Texto de leitura:
____
Nesse sistema, quem se confessasse culpado se reconhecia, pela própria confissão, devedor do fisco, e, como era esse o fim de todos os processos criminais, toda a arte do juiz consistia em obter essa confissão da maneira mais favorável aos interesses do fisco.

DOS MEIOS DE PREVENIR CRIMES

É melhor prevenir os crimes do que ter de puni - los, e todo legislador sábio deve procurar antes o mal do que repará-lo, pois uma boa legislação não é senão a arte de proporcionar aos homens o maior bem - estar possível e preservá-los de todos os sofrimentos que se lhes possam causar, segundo o cálculo dos bens e dos males desta vida.

Quereis prevenir os crimes? Fazei leis simples e claras, e esteja a nação interia pronta a amar-se para defedê-las , sem que a minoria de que falamos se preocupe constantemente em destruí-las.

O cidadão dotado de uma alma sensível verifica que, sob boas leis, só perdeu a funesta liberdade de praticar o mal, e é forçado a bendizer o trono e o soberano que só o ocupa para proteger.

Outro meio de prevenir os delitos é afastar do santuário das leis a própria sombra da corrupção, interessando os magistrados em conservar em toda a sua pureza o depósito que a nação lhes confia.

Enfim, o meio mais seguro, mas ao mesmo tempo mais difícil de tornar os homens menos inclinados a praticar o mal, é aperfeiçoar a educação.
____
Detalhes do exercício:
Responda com base no texto sobre a prevenção de crimes:
1. No sistema descrito no início, em que consistia toda a arte do juiz?
2. Que liberdade o cidadão dotado de uma alma sensível verifica ter perdido sob boas leis?
3. Qual é o meio mais seguro, mas ao mesmo tempo mais difícil, de tornar os homens menos inclinados a praticar o mal?

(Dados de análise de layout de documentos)
____
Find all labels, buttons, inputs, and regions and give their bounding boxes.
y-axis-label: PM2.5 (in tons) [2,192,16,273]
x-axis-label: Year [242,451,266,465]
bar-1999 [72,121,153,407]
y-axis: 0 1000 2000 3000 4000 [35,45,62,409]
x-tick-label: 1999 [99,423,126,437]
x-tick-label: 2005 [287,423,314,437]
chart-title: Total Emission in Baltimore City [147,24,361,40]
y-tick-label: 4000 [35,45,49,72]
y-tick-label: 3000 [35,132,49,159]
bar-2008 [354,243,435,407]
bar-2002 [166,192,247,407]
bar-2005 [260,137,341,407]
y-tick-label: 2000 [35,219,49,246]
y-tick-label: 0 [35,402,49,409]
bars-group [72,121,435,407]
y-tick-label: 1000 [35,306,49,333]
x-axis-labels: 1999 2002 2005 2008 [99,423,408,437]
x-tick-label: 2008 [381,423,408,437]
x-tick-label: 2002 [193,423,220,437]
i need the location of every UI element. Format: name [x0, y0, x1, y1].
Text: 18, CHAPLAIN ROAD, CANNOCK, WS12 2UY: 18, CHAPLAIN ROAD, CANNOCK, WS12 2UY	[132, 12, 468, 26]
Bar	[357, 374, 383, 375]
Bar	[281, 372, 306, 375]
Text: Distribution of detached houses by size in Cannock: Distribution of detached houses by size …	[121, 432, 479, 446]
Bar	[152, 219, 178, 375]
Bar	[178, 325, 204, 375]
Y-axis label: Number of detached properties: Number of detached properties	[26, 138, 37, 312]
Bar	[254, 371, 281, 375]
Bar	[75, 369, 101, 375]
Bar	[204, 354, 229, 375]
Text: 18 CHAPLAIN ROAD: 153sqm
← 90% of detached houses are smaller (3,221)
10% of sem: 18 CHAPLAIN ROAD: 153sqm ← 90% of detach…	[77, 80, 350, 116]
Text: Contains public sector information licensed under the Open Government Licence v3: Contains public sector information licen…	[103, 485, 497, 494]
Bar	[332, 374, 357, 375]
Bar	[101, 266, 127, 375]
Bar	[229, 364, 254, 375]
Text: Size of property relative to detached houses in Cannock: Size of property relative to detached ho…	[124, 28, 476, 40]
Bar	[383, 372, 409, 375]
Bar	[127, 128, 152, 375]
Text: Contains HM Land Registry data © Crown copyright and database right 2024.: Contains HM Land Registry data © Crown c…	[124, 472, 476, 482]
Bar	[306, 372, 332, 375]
____
Resultado do exercício:
1. Em obter a confissão da maneira mais favorável aos interesses do fisco.
2. A funesta liberdade de praticar o mal.
3. Aperfeiçoar a educação.